◆ WHAT THIS TASK INVOLVES ◆
Pick out and copy every line below that has the word "ylabel".
***** RAW DATA
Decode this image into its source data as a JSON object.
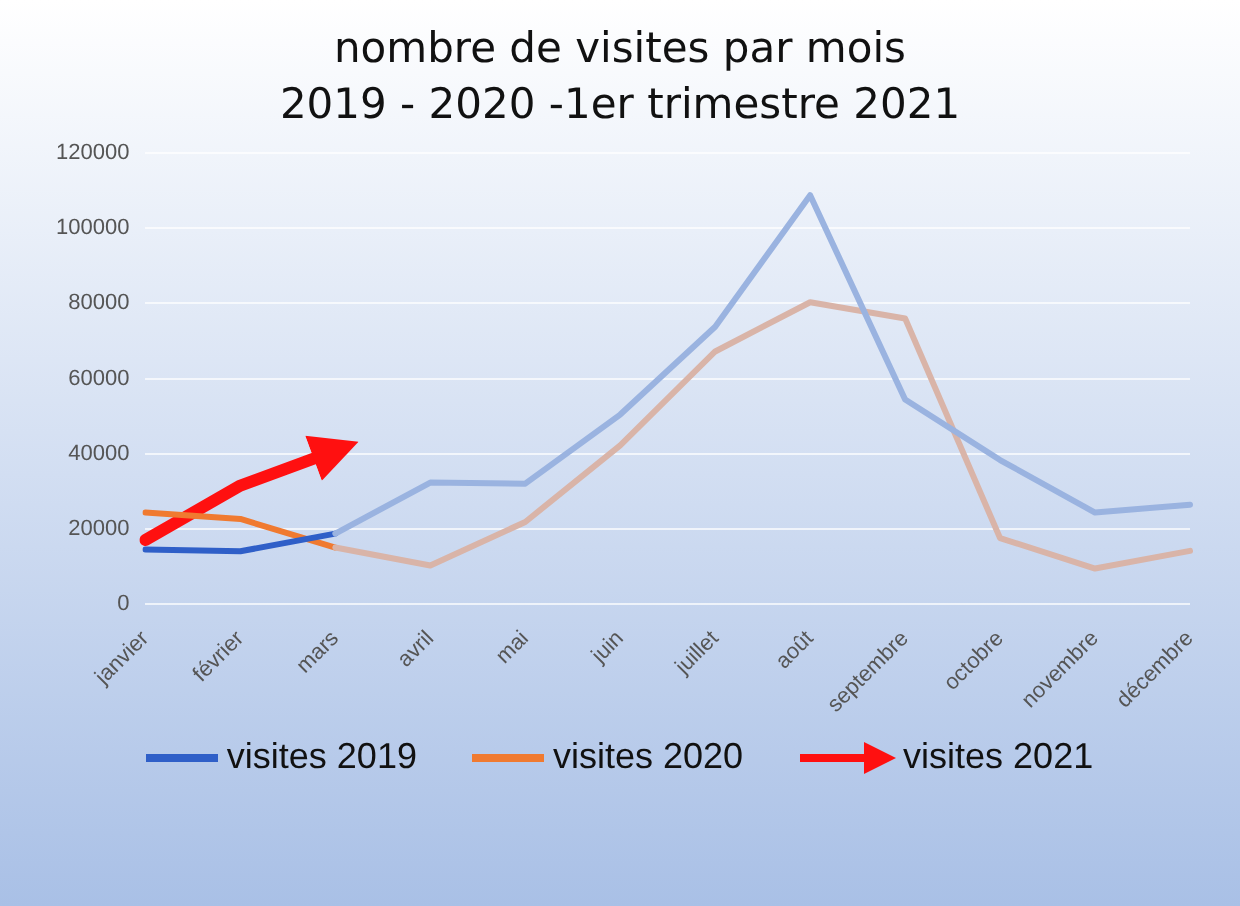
{
  "chart_data": {
    "type": "line",
    "title": "nombre de visites par mois",
    "subtitle": "2019 - 2020 -1er trimestre 2021",
    "categories": [
      "janvier",
      "février",
      "mars",
      "avril",
      "mai",
      "juin",
      "juillet",
      "août",
      "septembre",
      "octobre",
      "novembre",
      "décembre"
    ],
    "series": [
      {
        "color": "#9ab3e0",
        "values": [
          null,
          null,
          18700,
          32300,
          32000,
          50400,
          73800,
          108800,
          54400,
          38300,
          24300,
          26400
        ]
      },
      {
        "color": "#d9b4a8",
        "values": [
          null,
          null,
          15000,
          10200,
          21800,
          42200,
          67200,
          80300,
          76000,
          17500,
          9400,
          14100
        ]
      },
      {
        "name": "visites 2019",
        "color": "#2f5fc8",
        "values": [
          14500,
          14000,
          18700,
          null,
          null,
          null,
          null,
          null,
          null,
          null,
          null,
          null
        ]
      },
      {
        "name": "visites 2020",
        "color": "#f07a30",
        "values": [
          24300,
          22600,
          15000,
          null,
          null,
          null,
          null,
          null,
          null,
          null,
          null,
          null
        ]
      },
      {
        "name": "visites 2021",
        "color": "#ff1010",
        "values": [
          17000,
          31500,
          40800,
          null,
          null,
          null,
          null,
          null,
          null,
          null,
          null,
          null
        ]
      }
    ],
    "ylim": [
      0,
      120000
    ],
    "yticks": [
      0,
      20000,
      40000,
      60000,
      80000,
      100000,
      120000
    ],
    "grid": "y",
    "legend": "bottom",
    "marker": "none",
    "line_style": "solid"
  }
}
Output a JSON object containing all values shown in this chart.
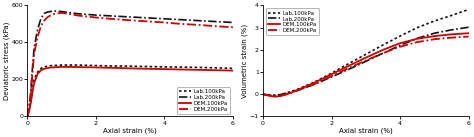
{
  "left": {
    "xlabel": "Axial strain (%)",
    "ylabel": "Deviatoric stress (kPa)",
    "xlim": [
      0,
      6
    ],
    "ylim": [
      0,
      600
    ],
    "yticks": [
      0,
      200,
      400,
      600
    ],
    "xticks": [
      0,
      2,
      4,
      6
    ],
    "legend_loc": "lower right",
    "legend_bbox": null,
    "curves": [
      {
        "label": "Lab,100kPa",
        "color": "#111111",
        "linestyle": "dotted",
        "linewidth": 1.2,
        "x": [
          0,
          0.05,
          0.1,
          0.15,
          0.2,
          0.3,
          0.4,
          0.5,
          0.6,
          0.7,
          0.8,
          1.0,
          1.2,
          1.5,
          2.0,
          2.5,
          3.0,
          3.5,
          4.0,
          4.5,
          5.0,
          5.5,
          6.0
        ],
        "y": [
          0,
          30,
          80,
          150,
          200,
          240,
          260,
          268,
          272,
          275,
          276,
          278,
          278,
          278,
          275,
          273,
          272,
          270,
          268,
          267,
          265,
          263,
          260
        ]
      },
      {
        "label": "Lab,200kPa",
        "color": "#111111",
        "linestyle": "dashdot",
        "linewidth": 1.2,
        "x": [
          0,
          0.05,
          0.1,
          0.15,
          0.2,
          0.3,
          0.4,
          0.5,
          0.6,
          0.7,
          0.8,
          1.0,
          1.2,
          1.5,
          2.0,
          2.5,
          3.0,
          3.5,
          4.0,
          4.5,
          5.0,
          5.5,
          6.0
        ],
        "y": [
          0,
          50,
          130,
          260,
          370,
          470,
          530,
          558,
          565,
          568,
          570,
          567,
          562,
          555,
          548,
          543,
          538,
          533,
          528,
          523,
          518,
          513,
          508
        ]
      },
      {
        "label": "DEM,100kPa",
        "color": "#cc0000",
        "linestyle": "solid",
        "linewidth": 1.3,
        "x": [
          0,
          0.05,
          0.1,
          0.15,
          0.2,
          0.3,
          0.4,
          0.5,
          0.6,
          0.7,
          0.8,
          1.0,
          1.2,
          1.5,
          2.0,
          2.5,
          3.0,
          3.5,
          4.0,
          4.5,
          5.0,
          5.5,
          6.0
        ],
        "y": [
          0,
          25,
          70,
          130,
          180,
          230,
          250,
          258,
          262,
          265,
          266,
          268,
          268,
          267,
          265,
          263,
          260,
          258,
          256,
          254,
          252,
          250,
          248
        ]
      },
      {
        "label": "DEM,200kPa",
        "color": "#cc0000",
        "linestyle": "dashdot",
        "linewidth": 1.3,
        "x": [
          0,
          0.05,
          0.1,
          0.15,
          0.2,
          0.3,
          0.4,
          0.5,
          0.6,
          0.7,
          0.8,
          1.0,
          1.2,
          1.5,
          2.0,
          2.5,
          3.0,
          3.5,
          4.0,
          4.5,
          5.0,
          5.5,
          6.0
        ],
        "y": [
          0,
          40,
          110,
          230,
          340,
          430,
          490,
          520,
          538,
          548,
          555,
          560,
          555,
          545,
          535,
          527,
          520,
          514,
          508,
          500,
          495,
          488,
          482
        ]
      }
    ]
  },
  "right": {
    "xlabel": "Axial strain (%)",
    "ylabel": "Volumetric strain (%)",
    "xlim": [
      0,
      6
    ],
    "ylim": [
      -1,
      4
    ],
    "yticks": [
      -1,
      0,
      1,
      2,
      3,
      4
    ],
    "xticks": [
      0,
      2,
      4,
      6
    ],
    "legend_loc": "upper left",
    "curves": [
      {
        "label": "Lab,100kPa",
        "color": "#111111",
        "linestyle": "dotted",
        "linewidth": 1.2,
        "x": [
          0,
          0.1,
          0.2,
          0.3,
          0.4,
          0.5,
          0.6,
          0.7,
          0.8,
          1.0,
          1.2,
          1.5,
          2.0,
          2.5,
          3.0,
          3.5,
          4.0,
          4.5,
          5.0,
          5.5,
          6.0
        ],
        "y": [
          0,
          -0.02,
          -0.04,
          -0.05,
          -0.04,
          -0.02,
          0.02,
          0.06,
          0.12,
          0.22,
          0.35,
          0.55,
          0.95,
          1.38,
          1.8,
          2.22,
          2.62,
          3.0,
          3.3,
          3.55,
          3.82
        ]
      },
      {
        "label": "Lab,200kPa",
        "color": "#111111",
        "linestyle": "dashdot",
        "linewidth": 1.2,
        "x": [
          0,
          0.1,
          0.2,
          0.3,
          0.4,
          0.5,
          0.6,
          0.7,
          0.8,
          1.0,
          1.2,
          1.5,
          2.0,
          2.5,
          3.0,
          3.5,
          4.0,
          4.5,
          5.0,
          5.5,
          6.0
        ],
        "y": [
          0,
          -0.02,
          -0.04,
          -0.05,
          -0.04,
          -0.02,
          0.02,
          0.06,
          0.1,
          0.18,
          0.28,
          0.45,
          0.78,
          1.12,
          1.48,
          1.85,
          2.2,
          2.52,
          2.75,
          2.9,
          3.02
        ]
      },
      {
        "label": "DEM,100kPa",
        "color": "#cc0000",
        "linestyle": "solid",
        "linewidth": 1.3,
        "x": [
          0,
          0.1,
          0.2,
          0.3,
          0.4,
          0.5,
          0.6,
          0.7,
          0.8,
          1.0,
          1.2,
          1.5,
          2.0,
          2.5,
          3.0,
          3.5,
          4.0,
          4.5,
          5.0,
          5.5,
          6.0
        ],
        "y": [
          0,
          -0.03,
          -0.07,
          -0.1,
          -0.1,
          -0.08,
          -0.04,
          0.0,
          0.06,
          0.18,
          0.32,
          0.52,
          0.9,
          1.28,
          1.65,
          2.0,
          2.3,
          2.5,
          2.62,
          2.7,
          2.75
        ]
      },
      {
        "label": "DEM,200kPa",
        "color": "#cc0000",
        "linestyle": "dashdot",
        "linewidth": 1.3,
        "x": [
          0,
          0.1,
          0.2,
          0.3,
          0.4,
          0.5,
          0.6,
          0.7,
          0.8,
          1.0,
          1.2,
          1.5,
          2.0,
          2.5,
          3.0,
          3.5,
          4.0,
          4.5,
          5.0,
          5.5,
          6.0
        ],
        "y": [
          0,
          -0.03,
          -0.06,
          -0.09,
          -0.09,
          -0.07,
          -0.03,
          0.01,
          0.06,
          0.16,
          0.28,
          0.46,
          0.82,
          1.18,
          1.52,
          1.85,
          2.14,
          2.35,
          2.48,
          2.55,
          2.6
        ]
      }
    ]
  }
}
**********
◆ COMPLETE OUTPUT ◆
    "ylabel": "Deviatoric stress (kPa)",
    "ylabel": "Volumetric strain (%)",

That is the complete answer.